» **Instructions to follow**
Print the lines below unchanged, from the first one through the line that contains "quote-author-name[interactable]: lais —", including both.

....

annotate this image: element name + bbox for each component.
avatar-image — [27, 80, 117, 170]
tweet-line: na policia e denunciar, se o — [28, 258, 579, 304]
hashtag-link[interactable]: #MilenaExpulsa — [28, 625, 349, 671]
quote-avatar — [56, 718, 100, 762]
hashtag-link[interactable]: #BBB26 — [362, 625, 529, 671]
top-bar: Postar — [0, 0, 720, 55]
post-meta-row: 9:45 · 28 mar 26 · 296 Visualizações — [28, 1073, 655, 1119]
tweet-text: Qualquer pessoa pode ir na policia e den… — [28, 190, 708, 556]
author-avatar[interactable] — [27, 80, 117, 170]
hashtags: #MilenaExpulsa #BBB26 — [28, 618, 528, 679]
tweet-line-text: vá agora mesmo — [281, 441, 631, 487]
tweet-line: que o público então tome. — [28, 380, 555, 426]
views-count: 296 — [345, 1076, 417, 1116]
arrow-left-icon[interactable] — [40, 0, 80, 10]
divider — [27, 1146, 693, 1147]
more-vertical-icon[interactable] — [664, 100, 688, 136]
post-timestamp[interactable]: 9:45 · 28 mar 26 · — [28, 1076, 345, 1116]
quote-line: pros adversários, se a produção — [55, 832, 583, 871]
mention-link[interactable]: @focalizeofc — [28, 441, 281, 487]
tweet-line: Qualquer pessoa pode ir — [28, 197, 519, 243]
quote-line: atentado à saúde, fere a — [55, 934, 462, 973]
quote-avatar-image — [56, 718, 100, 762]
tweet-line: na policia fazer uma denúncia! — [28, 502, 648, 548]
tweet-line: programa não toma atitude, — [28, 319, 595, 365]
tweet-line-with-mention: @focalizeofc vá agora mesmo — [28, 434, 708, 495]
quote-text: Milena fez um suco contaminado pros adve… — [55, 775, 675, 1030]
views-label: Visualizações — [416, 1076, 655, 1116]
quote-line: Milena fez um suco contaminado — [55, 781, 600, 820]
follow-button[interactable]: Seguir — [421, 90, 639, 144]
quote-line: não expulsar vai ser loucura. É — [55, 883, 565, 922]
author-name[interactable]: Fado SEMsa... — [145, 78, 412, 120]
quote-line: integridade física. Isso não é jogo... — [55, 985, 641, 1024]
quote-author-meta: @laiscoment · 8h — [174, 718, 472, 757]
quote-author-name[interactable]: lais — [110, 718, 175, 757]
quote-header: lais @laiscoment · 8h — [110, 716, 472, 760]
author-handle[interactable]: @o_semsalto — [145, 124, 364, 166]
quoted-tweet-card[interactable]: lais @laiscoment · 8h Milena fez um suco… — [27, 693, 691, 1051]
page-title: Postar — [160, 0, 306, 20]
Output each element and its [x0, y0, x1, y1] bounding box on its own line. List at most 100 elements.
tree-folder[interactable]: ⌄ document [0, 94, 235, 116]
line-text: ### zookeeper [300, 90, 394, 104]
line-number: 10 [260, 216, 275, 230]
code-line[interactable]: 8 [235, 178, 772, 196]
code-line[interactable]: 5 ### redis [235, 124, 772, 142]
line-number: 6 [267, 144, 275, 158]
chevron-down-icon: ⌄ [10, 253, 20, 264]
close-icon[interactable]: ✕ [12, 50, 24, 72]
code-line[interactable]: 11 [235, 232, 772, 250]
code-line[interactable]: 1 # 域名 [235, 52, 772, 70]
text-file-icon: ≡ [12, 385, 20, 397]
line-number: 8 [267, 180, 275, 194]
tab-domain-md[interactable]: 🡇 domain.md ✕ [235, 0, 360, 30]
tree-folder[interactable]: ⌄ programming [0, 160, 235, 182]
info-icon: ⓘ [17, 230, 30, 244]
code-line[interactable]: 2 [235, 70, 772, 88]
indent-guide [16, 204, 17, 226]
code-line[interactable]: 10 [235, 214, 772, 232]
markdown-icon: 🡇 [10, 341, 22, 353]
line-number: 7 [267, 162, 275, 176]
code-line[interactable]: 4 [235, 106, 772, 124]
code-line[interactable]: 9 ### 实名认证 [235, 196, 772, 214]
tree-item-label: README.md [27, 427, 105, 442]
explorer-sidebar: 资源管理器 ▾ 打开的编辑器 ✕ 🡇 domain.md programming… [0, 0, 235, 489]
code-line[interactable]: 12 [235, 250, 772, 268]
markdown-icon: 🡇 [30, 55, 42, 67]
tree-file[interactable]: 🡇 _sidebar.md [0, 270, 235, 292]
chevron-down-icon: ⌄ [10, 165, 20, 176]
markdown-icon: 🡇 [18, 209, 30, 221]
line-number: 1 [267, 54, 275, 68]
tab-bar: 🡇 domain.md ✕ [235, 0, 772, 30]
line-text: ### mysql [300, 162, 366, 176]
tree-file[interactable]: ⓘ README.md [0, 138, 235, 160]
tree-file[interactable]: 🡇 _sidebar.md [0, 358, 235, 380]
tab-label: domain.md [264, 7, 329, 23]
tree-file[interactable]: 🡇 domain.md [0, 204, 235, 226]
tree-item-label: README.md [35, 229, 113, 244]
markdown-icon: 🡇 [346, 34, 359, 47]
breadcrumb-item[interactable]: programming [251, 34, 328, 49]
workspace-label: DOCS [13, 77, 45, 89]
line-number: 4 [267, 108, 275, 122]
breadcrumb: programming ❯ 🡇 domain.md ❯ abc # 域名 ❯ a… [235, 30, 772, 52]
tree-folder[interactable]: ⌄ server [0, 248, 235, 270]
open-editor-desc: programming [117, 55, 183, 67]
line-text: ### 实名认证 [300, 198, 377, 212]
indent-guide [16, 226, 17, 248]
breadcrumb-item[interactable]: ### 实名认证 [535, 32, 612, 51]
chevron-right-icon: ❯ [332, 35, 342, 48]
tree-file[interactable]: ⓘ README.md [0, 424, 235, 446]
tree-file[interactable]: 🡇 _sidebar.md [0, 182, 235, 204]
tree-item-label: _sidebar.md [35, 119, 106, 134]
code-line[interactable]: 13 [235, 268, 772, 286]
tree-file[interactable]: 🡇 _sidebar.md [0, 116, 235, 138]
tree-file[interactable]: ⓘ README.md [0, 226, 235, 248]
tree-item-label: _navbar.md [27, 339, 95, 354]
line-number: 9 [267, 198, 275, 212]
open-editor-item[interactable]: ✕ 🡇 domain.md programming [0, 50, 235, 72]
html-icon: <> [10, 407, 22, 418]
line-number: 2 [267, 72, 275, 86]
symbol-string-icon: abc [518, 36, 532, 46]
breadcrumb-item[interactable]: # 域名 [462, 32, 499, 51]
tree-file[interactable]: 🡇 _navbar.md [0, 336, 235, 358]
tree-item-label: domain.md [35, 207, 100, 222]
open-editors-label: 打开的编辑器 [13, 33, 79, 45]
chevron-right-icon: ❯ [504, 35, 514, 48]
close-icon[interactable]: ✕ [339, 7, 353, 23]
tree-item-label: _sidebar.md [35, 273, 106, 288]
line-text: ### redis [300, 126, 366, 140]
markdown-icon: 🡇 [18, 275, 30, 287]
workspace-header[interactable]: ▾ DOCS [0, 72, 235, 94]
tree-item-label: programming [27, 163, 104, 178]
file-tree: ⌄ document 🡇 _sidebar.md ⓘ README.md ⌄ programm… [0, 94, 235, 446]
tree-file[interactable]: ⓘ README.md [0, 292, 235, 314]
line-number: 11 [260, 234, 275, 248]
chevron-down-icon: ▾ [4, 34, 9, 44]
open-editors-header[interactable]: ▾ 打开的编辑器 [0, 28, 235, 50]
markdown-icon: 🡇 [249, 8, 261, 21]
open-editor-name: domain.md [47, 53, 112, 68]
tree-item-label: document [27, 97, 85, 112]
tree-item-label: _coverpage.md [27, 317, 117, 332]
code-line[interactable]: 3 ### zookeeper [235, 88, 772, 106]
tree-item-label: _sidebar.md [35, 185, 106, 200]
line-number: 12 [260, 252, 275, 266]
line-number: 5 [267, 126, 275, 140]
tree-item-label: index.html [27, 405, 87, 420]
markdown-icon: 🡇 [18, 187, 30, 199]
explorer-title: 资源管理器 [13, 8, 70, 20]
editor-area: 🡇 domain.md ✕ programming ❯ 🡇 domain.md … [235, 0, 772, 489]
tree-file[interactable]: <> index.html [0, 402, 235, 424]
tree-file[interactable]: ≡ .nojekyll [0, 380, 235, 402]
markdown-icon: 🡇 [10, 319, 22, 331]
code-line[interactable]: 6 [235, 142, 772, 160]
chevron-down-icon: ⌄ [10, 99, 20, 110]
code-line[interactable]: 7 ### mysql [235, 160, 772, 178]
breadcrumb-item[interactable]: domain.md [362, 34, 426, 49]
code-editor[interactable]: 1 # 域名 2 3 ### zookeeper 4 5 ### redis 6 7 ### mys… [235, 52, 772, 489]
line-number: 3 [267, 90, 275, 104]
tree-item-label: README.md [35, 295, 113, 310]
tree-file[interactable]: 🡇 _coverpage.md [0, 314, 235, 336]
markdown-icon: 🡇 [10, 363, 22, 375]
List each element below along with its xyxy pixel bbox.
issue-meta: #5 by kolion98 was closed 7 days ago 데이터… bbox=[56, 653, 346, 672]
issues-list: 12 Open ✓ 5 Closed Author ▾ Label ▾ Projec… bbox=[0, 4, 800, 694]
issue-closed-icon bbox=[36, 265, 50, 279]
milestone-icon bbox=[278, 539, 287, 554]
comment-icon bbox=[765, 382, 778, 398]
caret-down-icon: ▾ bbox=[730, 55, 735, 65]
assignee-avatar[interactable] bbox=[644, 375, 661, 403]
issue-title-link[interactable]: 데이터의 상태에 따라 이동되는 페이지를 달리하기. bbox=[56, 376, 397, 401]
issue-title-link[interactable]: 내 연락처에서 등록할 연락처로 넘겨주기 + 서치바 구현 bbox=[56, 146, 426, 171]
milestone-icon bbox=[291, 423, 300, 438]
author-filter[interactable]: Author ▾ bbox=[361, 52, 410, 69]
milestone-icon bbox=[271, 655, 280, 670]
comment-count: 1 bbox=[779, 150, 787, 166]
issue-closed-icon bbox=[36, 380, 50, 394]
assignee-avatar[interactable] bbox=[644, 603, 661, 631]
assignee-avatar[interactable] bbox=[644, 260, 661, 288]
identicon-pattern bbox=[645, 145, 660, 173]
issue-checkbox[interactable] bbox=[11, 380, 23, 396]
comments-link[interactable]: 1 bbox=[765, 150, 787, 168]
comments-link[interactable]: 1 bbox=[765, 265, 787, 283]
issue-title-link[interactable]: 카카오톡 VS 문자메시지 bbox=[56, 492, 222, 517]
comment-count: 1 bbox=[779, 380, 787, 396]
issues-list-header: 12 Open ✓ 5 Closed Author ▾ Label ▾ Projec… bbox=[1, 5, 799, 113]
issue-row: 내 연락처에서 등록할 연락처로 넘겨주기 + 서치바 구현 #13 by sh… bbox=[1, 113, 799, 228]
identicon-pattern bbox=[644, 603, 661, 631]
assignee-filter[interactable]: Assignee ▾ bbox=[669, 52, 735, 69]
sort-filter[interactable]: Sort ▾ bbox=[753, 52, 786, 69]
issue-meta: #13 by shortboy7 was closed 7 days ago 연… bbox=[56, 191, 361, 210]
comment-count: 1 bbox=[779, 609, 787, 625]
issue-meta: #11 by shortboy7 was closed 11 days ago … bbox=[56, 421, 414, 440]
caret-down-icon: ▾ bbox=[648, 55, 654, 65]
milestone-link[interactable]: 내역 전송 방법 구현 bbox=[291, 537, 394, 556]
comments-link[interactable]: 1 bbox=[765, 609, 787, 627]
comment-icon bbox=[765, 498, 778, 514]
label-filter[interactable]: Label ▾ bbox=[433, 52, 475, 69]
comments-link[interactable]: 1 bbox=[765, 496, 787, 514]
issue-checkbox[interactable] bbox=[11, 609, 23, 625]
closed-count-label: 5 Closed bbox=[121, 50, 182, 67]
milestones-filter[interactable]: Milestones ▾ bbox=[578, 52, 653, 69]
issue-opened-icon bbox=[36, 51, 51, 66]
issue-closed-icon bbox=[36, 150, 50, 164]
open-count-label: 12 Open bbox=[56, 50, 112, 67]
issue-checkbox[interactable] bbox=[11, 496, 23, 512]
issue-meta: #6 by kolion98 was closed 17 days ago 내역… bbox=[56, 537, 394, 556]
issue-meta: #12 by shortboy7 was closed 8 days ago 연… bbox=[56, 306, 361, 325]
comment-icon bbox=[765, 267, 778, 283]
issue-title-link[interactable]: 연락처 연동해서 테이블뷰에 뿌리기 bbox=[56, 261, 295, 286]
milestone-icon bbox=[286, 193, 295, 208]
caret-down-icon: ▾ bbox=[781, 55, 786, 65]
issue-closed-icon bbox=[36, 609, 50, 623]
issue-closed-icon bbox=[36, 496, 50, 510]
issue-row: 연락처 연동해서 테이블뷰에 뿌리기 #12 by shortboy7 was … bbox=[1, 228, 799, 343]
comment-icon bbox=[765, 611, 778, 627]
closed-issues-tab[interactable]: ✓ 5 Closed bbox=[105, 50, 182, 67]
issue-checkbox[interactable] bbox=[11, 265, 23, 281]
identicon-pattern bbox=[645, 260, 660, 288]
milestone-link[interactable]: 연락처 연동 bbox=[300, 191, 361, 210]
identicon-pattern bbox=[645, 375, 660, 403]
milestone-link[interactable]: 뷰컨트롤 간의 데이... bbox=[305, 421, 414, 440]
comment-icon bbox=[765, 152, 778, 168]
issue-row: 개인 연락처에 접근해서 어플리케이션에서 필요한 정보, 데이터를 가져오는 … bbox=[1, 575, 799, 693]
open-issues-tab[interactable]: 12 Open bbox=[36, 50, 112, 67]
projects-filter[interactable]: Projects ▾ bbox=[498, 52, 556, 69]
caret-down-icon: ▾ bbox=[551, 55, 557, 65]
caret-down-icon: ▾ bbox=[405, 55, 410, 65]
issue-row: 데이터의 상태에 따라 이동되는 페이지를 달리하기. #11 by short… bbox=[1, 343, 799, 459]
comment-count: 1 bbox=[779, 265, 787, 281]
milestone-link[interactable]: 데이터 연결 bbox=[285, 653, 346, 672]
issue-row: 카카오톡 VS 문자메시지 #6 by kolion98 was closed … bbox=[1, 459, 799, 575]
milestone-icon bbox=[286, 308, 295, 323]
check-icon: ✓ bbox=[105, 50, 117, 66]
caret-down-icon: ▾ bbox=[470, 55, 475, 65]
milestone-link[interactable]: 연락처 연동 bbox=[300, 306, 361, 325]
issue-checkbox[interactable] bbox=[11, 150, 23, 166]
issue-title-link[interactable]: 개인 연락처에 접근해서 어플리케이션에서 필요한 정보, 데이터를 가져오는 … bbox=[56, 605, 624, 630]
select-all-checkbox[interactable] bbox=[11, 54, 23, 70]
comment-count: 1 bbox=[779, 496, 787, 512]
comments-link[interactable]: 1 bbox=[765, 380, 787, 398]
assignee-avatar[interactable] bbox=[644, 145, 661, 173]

....

» **Output of the task**
annotate this image: element name + bbox for each component.
avatar-image — [27, 80, 117, 170]
tweet-line: na policia e denunciar, se o — [28, 258, 579, 304]
hashtag-link[interactable]: #MilenaExpulsa — [28, 625, 349, 671]
quote-avatar — [56, 718, 100, 762]
hashtag-link[interactable]: #BBB26 — [362, 625, 529, 671]
top-bar: Postar — [0, 0, 720, 55]
post-meta-row: 9:45 · 28 mar 26 · 296 Visualizações — [28, 1073, 655, 1119]
tweet-text: Qualquer pessoa pode ir na policia e den… — [28, 190, 708, 556]
author-avatar[interactable] — [27, 80, 117, 170]
hashtags: #MilenaExpulsa #BBB26 — [28, 618, 528, 679]
tweet-line-text: vá agora mesmo — [281, 441, 631, 487]
tweet-line: que o público então tome. — [28, 380, 555, 426]
views-count: 296 — [345, 1076, 417, 1116]
arrow-left-icon[interactable] — [40, 0, 80, 10]
divider — [27, 1146, 693, 1147]
more-vertical-icon[interactable] — [664, 100, 688, 136]
post-timestamp[interactable]: 9:45 · 28 mar 26 · — [28, 1076, 345, 1116]
quote-line: pros adversários, se a produção — [55, 832, 583, 871]
mention-link[interactable]: @focalizeofc — [28, 441, 281, 487]
tweet-line: Qualquer pessoa pode ir — [28, 197, 519, 243]
quote-line: atentado à saúde, fere a — [55, 934, 462, 973]
quote-avatar-image — [56, 718, 100, 762]
tweet-line: na policia fazer uma denúncia! — [28, 502, 648, 548]
tweet-line: programa não toma atitude, — [28, 319, 595, 365]
tweet-line-with-mention: @focalizeofc vá agora mesmo — [28, 434, 708, 495]
quote-text: Milena fez um suco contaminado pros adve… — [55, 775, 675, 1030]
views-label: Visualizações — [416, 1076, 655, 1116]
quote-line: Milena fez um suco contaminado — [55, 781, 600, 820]
follow-button[interactable]: Seguir — [421, 90, 639, 144]
quote-line: não expulsar vai ser loucura. É — [55, 883, 565, 922]
author-name[interactable]: Fado SEMsa... — [145, 78, 412, 120]
quote-line: integridade física. Isso não é jogo... — [55, 985, 641, 1024]
quote-author-meta: @laiscoment · 8h — [174, 718, 472, 757]
quote-author-name[interactable]: lais — [110, 718, 175, 757]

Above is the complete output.